## DO THIS
The entries that follow should be written out exactly.

[Stored records]
• • •

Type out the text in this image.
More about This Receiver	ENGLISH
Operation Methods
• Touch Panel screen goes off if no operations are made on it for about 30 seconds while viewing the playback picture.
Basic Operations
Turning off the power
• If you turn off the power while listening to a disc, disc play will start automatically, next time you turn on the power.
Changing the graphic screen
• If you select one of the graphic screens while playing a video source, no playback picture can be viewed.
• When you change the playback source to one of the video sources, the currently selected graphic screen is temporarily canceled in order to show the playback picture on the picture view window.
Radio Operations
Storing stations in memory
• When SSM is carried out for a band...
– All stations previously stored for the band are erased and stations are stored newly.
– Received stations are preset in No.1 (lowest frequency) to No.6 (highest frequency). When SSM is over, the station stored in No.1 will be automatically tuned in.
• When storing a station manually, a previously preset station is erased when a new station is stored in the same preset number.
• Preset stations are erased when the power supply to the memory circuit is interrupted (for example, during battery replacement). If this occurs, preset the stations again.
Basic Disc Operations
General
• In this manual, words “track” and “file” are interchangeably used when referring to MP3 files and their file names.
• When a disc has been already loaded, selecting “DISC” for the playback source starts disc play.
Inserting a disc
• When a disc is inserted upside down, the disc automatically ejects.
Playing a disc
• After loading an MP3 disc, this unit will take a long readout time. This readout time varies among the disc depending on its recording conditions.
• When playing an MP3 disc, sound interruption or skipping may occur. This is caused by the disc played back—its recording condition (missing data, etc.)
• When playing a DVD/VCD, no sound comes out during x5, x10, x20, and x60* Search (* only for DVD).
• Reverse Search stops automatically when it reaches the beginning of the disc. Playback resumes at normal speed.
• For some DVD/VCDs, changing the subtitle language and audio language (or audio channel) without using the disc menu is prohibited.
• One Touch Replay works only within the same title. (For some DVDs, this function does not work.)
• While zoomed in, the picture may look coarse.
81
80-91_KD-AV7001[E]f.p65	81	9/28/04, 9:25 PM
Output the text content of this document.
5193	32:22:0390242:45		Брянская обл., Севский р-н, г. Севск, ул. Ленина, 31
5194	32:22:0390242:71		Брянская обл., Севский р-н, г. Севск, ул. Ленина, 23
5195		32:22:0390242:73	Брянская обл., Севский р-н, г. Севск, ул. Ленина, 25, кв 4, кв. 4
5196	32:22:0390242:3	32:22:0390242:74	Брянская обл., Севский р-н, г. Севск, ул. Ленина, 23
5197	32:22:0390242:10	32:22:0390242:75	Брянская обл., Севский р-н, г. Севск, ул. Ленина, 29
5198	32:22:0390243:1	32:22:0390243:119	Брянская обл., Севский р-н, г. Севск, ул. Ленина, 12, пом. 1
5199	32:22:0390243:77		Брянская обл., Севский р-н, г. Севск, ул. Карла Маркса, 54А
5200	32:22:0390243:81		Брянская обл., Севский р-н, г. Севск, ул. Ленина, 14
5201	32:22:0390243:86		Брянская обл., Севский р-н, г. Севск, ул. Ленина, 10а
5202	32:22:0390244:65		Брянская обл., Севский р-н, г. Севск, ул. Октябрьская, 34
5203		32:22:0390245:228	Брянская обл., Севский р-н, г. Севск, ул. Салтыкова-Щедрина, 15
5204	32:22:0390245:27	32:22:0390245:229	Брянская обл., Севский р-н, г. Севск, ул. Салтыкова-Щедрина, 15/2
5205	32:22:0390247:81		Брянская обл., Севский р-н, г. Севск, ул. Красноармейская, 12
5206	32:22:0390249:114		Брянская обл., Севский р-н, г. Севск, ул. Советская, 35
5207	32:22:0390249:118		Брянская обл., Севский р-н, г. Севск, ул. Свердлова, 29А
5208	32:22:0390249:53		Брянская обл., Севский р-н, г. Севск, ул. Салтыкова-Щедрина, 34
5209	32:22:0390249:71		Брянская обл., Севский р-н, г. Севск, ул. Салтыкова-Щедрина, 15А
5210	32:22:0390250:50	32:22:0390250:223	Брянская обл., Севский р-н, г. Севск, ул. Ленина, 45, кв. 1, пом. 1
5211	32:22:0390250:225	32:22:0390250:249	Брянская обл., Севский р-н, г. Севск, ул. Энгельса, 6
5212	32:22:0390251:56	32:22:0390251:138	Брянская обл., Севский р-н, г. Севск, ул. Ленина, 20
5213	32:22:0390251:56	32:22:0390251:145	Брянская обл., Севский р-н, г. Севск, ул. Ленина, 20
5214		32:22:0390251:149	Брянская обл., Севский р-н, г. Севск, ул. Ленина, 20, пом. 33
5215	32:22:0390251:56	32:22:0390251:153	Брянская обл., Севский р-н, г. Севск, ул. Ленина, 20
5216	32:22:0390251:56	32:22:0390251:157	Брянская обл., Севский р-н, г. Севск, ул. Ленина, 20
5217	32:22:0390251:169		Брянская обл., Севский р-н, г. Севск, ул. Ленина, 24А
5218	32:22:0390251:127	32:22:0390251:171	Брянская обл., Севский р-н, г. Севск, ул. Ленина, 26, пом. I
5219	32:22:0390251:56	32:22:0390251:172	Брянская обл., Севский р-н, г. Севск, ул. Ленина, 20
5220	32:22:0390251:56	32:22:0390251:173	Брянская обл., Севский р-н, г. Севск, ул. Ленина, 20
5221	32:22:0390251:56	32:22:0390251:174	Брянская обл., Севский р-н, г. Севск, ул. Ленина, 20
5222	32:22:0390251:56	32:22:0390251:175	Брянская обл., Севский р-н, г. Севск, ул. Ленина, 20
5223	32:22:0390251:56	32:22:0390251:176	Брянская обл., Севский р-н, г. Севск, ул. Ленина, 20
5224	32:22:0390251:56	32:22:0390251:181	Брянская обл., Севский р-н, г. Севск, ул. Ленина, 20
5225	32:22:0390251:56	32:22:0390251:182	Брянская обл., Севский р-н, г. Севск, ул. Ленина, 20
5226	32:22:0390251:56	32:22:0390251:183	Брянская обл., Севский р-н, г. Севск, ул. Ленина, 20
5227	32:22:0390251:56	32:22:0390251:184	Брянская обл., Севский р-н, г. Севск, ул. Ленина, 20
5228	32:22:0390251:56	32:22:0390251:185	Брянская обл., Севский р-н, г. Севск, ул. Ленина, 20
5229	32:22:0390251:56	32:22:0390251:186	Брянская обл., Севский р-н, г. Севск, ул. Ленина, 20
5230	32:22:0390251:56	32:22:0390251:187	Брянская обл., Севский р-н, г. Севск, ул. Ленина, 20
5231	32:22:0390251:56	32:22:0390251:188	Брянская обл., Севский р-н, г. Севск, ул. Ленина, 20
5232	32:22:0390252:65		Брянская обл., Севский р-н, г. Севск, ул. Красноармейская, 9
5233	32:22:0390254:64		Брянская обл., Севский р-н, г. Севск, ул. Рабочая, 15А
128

• • •

## OUTPUT FOR THIS TASK
Type out the text in this image.
More about This Receiver	ENGLISH
Operation Methods
• Touch Panel screen goes off if no operations are made on it for about 30 seconds while viewing the playback picture.
Basic Operations
Turning off the power
• If you turn off the power while listening to a disc, disc play will start automatically, next time you turn on the power.
Changing the graphic screen
• If you select one of the graphic screens while playing a video source, no playback picture can be viewed.
• When you change the playback source to one of the video sources, the currently selected graphic screen is temporarily canceled in order to show the playback picture on the picture view window.
Radio Operations
Storing stations in memory
• When SSM is carried out for a band...
– All stations previously stored for the band are erased and stations are stored newly.
– Received stations are preset in No.1 (lowest frequency) to No.6 (highest frequency). When SSM is over, the station stored in No.1 will be automatically tuned in.
• When storing a station manually, a previously preset station is erased when a new station is stored in the same preset number.
• Preset stations are erased when the power supply to the memory circuit is interrupted (for example, during battery replacement). If this occurs, preset the stations again.
Basic Disc Operations
General
• In this manual, words “track” and “file” are interchangeably used when referring to MP3 files and their file names.
• When a disc has been already loaded, selecting “DISC” for the playback source starts disc play.
Inserting a disc
• When a disc is inserted upside down, the disc automatically ejects.
Playing a disc
• After loading an MP3 disc, this unit will take a long readout time. This readout time varies among the disc depending on its recording conditions.
• When playing an MP3 disc, sound interruption or skipping may occur. This is caused by the disc played back—its recording condition (missing data, etc.)
• When playing a DVD/VCD, no sound comes out during x5, x10, x20, and x60* Search (* only for DVD).
• Reverse Search stops automatically when it reaches the beginning of the disc. Playback resumes at normal speed.
• For some DVD/VCDs, changing the subtitle language and audio language (or audio channel) without using the disc menu is prohibited.
• One Touch Replay works only within the same title. (For some DVDs, this function does not work.)
• While zoomed in, the picture may look coarse.
81
80-91_KD-AV7001[E]f.p65	81	9/28/04, 9:25 PM
Output the text content of this document.
5193	32:22:0390242:45		Брянская обл., Севский р-н, г. Севск, ул. Ленина, 31
5194	32:22:0390242:71		Брянская обл., Севский р-н, г. Севск, ул. Ленина, 23
5195		32:22:0390242:73	Брянская обл., Севский р-н, г. Севск, ул. Ленина, 25, кв 4, кв. 4
5196	32:22:0390242:3	32:22:0390242:74	Брянская обл., Севский р-н, г. Севск, ул. Ленина, 23
5197	32:22:0390242:10	32:22:0390242:75	Брянская обл., Севский р-н, г. Севск, ул. Ленина, 29
5198	32:22:0390243:1	32:22:0390243:119	Брянская обл., Севский р-н, г. Севск, ул. Ленина, 12, пом. 1
5199	32:22:0390243:77		Брянская обл., Севский р-н, г. Севск, ул. Карла Маркса, 54А
5200	32:22:0390243:81		Брянская обл., Севский р-н, г. Севск, ул. Ленина, 14
5201	32:22:0390243:86		Брянская обл., Севский р-н, г. Севск, ул. Ленина, 10а
5202	32:22:0390244:65		Брянская обл., Севский р-н, г. Севск, ул. Октябрьская, 34
5203		32:22:0390245:228	Брянская обл., Севский р-н, г. Севск, ул. Салтыкова-Щедрина, 15
5204	32:22:0390245:27	32:22:0390245:229	Брянская обл., Севский р-н, г. Севск, ул. Салтыкова-Щедрина, 15/2
5205	32:22:0390247:81		Брянская обл., Севский р-н, г. Севск, ул. Красноармейская, 12
5206	32:22:0390249:114		Брянская обл., Севский р-н, г. Севск, ул. Советская, 35
5207	32:22:0390249:118		Брянская обл., Севский р-н, г. Севск, ул. Свердлова, 29А
5208	32:22:0390249:53		Брянская обл., Севский р-н, г. Севск, ул. Салтыкова-Щедрина, 34
5209	32:22:0390249:71		Брянская обл., Севский р-н, г. Севск, ул. Салтыкова-Щедрина, 15А
5210	32:22:0390250:50	32:22:0390250:223	Брянская обл., Севский р-н, г. Севск, ул. Ленина, 45, кв. 1, пом. 1
5211	32:22:0390250:225	32:22:0390250:249	Брянская обл., Севский р-н, г. Севск, ул. Энгельса, 6
5212	32:22:0390251:56	32:22:0390251:138	Брянская обл., Севский р-н, г. Севск, ул. Ленина, 20
5213	32:22:0390251:56	32:22:0390251:145	Брянская обл., Севский р-н, г. Севск, ул. Ленина, 20
5214		32:22:0390251:149	Брянская обл., Севский р-н, г. Севск, ул. Ленина, 20, пом. 33
5215	32:22:0390251:56	32:22:0390251:153	Брянская обл., Севский р-н, г. Севск, ул. Ленина, 20
5216	32:22:0390251:56	32:22:0390251:157	Брянская обл., Севский р-н, г. Севск, ул. Ленина, 20
5217	32:22:0390251:169		Брянская обл., Севский р-н, г. Севск, ул. Ленина, 24А
5218	32:22:0390251:127	32:22:0390251:171	Брянская обл., Севский р-н, г. Севск, ул. Ленина, 26, пом. I
5219	32:22:0390251:56	32:22:0390251:172	Брянская обл., Севский р-н, г. Севск, ул. Ленина, 20
5220	32:22:0390251:56	32:22:0390251:173	Брянская обл., Севский р-н, г. Севск, ул. Ленина, 20
5221	32:22:0390251:56	32:22:0390251:174	Брянская обл., Севский р-н, г. Севск, ул. Ленина, 20
5222	32:22:0390251:56	32:22:0390251:175	Брянская обл., Севский р-н, г. Севск, ул. Ленина, 20
5223	32:22:0390251:56	32:22:0390251:176	Брянская обл., Севский р-н, г. Севск, ул. Ленина, 20
5224	32:22:0390251:56	32:22:0390251:181	Брянская обл., Севский р-н, г. Севск, ул. Ленина, 20
5225	32:22:0390251:56	32:22:0390251:182	Брянская обл., Севский р-н, г. Севск, ул. Ленина, 20
5226	32:22:0390251:56	32:22:0390251:183	Брянская обл., Севский р-н, г. Севск, ул. Ленина, 20
5227	32:22:0390251:56	32:22:0390251:184	Брянская обл., Севский р-н, г. Севск, ул. Ленина, 20
5228	32:22:0390251:56	32:22:0390251:185	Брянская обл., Севский р-н, г. Севск, ул. Ленина, 20
5229	32:22:0390251:56	32:22:0390251:186	Брянская обл., Севский р-н, г. Севск, ул. Ленина, 20
5230	32:22:0390251:56	32:22:0390251:187	Брянская обл., Севский р-н, г. Севск, ул. Ленина, 20
5231	32:22:0390251:56	32:22:0390251:188	Брянская обл., Севский р-н, г. Севск, ул. Ленина, 20
5232	32:22:0390252:65		Брянская обл., Севский р-н, г. Севск, ул. Красноармейская, 9
5233	32:22:0390254:64		Брянская обл., Севский р-н, г. Севск, ул. Рабочая, 15А
128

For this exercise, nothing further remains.